(Dataset items)
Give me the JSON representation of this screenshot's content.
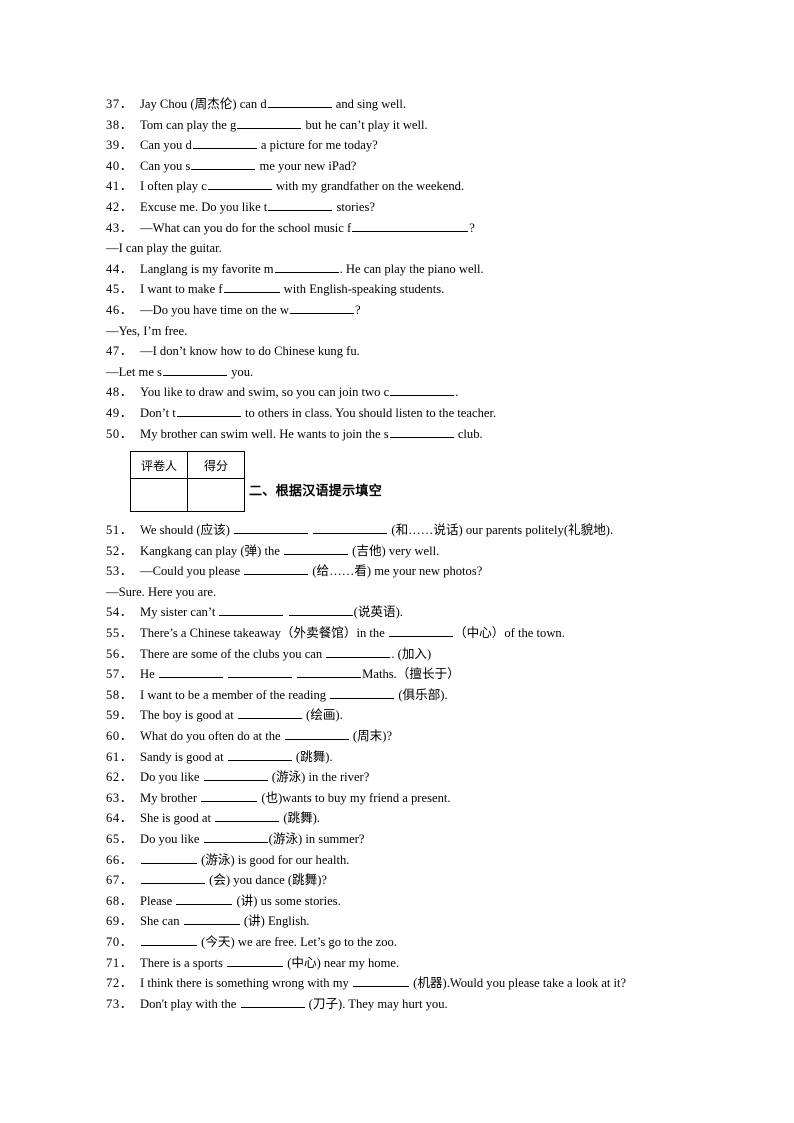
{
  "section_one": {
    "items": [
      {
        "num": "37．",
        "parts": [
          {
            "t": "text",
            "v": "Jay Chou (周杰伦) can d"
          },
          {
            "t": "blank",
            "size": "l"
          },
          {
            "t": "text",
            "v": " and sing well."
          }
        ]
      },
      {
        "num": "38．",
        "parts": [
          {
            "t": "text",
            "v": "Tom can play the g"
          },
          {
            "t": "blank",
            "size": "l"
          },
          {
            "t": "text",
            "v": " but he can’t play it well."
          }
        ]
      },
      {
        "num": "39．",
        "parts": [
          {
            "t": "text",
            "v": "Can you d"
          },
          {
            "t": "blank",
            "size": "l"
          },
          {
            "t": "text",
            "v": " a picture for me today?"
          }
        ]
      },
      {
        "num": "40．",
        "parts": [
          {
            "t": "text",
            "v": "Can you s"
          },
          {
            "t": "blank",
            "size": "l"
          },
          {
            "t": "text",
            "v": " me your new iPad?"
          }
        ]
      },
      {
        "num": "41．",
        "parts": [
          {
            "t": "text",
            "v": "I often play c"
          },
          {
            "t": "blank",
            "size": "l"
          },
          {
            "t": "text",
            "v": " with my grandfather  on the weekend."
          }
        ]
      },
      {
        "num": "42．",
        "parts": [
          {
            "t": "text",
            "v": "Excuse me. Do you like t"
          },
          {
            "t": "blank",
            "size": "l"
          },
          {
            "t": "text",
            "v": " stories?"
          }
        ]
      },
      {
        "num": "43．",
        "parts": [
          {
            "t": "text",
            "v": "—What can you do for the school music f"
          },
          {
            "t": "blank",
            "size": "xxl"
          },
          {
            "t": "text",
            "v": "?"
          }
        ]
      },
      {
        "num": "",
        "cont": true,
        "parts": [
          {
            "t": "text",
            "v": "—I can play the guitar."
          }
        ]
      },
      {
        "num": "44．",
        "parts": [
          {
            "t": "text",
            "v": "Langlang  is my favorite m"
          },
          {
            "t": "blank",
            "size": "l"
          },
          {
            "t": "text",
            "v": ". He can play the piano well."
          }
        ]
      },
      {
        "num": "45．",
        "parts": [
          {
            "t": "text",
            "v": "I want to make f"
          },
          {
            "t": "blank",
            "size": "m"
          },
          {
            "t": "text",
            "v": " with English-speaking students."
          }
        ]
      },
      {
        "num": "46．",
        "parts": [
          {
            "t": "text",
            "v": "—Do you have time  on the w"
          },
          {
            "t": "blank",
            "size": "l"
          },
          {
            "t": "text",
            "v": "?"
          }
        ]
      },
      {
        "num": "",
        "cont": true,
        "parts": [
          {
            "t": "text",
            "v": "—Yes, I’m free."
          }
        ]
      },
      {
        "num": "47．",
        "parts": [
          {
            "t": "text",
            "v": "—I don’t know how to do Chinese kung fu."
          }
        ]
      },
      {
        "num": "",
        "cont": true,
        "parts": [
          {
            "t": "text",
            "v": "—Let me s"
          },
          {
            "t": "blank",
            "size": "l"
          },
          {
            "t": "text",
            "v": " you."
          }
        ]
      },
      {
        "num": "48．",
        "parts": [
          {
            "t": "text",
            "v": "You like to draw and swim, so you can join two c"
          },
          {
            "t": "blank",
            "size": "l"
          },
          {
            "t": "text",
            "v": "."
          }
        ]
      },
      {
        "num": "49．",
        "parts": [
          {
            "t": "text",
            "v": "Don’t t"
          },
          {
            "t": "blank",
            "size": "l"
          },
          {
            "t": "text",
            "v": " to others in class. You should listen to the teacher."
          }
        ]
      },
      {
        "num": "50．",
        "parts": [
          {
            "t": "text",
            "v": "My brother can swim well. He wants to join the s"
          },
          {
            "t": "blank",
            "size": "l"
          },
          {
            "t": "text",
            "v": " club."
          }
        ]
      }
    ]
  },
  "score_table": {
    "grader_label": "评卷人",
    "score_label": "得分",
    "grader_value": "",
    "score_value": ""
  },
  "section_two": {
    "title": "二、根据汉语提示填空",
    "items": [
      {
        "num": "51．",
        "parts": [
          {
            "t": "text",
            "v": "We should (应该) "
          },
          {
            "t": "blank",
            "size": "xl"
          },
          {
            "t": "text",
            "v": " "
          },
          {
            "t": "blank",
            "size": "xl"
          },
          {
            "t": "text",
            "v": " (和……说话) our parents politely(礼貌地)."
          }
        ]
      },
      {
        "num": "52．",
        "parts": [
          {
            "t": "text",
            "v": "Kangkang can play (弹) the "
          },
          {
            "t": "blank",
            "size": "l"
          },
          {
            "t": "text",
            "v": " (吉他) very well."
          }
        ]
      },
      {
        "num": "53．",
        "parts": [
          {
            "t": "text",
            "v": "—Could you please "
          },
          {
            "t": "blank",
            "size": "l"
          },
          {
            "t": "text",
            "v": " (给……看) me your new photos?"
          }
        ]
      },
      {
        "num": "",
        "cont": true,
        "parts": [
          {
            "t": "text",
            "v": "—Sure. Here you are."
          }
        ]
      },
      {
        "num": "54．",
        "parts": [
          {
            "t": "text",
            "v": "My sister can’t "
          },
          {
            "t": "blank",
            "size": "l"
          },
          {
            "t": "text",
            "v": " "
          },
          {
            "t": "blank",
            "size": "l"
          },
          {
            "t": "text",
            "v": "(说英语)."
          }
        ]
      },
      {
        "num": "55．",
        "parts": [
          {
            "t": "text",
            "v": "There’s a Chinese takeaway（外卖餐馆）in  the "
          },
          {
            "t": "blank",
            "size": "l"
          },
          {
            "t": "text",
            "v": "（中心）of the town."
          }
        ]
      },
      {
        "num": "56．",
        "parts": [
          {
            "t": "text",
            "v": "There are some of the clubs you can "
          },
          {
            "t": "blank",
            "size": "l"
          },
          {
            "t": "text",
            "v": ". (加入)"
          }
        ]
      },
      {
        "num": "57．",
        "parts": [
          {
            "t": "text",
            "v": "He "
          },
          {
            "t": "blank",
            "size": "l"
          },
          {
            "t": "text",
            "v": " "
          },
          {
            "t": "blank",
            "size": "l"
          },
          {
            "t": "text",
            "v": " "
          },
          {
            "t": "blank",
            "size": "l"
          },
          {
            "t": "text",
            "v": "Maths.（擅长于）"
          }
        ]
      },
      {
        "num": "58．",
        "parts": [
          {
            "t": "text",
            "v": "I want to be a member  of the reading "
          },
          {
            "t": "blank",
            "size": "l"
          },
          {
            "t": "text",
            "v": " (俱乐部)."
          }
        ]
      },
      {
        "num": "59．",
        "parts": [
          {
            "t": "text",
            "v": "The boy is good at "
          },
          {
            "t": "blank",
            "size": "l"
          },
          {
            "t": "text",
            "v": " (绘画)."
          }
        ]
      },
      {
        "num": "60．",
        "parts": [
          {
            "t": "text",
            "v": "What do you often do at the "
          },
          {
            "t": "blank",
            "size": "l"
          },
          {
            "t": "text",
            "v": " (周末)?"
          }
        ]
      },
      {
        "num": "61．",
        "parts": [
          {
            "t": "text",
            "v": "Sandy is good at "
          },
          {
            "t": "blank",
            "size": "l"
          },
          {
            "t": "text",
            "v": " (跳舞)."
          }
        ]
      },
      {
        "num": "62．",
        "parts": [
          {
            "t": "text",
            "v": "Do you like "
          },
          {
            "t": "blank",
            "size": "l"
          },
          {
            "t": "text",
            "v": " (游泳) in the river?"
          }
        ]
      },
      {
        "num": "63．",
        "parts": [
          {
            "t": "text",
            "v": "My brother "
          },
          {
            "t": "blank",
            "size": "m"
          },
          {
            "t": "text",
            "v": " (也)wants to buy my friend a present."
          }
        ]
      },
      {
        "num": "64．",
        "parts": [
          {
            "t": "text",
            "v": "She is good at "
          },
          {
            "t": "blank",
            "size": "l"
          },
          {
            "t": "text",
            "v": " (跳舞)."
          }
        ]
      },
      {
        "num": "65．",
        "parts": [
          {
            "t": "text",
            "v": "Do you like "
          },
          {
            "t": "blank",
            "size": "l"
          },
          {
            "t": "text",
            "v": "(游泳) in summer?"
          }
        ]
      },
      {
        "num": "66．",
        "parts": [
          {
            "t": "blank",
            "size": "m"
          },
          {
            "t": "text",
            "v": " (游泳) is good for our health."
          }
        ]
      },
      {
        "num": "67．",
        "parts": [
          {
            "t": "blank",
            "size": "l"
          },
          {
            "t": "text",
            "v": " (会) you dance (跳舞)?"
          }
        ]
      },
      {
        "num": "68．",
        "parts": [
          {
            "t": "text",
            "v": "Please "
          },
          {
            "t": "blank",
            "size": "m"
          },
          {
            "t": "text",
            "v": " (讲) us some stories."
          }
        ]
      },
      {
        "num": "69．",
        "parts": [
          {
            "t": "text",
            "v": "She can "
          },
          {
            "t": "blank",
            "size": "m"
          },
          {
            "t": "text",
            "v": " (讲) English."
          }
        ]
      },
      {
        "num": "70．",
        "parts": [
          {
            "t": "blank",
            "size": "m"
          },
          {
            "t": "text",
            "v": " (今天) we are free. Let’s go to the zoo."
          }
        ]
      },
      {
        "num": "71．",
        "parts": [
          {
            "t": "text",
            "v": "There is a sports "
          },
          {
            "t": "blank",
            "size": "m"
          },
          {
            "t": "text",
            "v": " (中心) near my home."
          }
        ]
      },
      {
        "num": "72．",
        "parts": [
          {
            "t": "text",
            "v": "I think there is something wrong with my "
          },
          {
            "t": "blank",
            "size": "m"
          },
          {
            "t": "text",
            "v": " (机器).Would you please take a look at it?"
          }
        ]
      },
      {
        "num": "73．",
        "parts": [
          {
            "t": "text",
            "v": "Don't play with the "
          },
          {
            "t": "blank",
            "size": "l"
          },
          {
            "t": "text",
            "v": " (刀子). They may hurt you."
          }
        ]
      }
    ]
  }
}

* GOAL OF THE EXERCISE: Extract all lines containing the word "wants".

* RESULT OF THIS EXERCISE:
            "v": "My brother can swim well. He wants to join the s"
            "v": " (也)wants to buy my friend a present."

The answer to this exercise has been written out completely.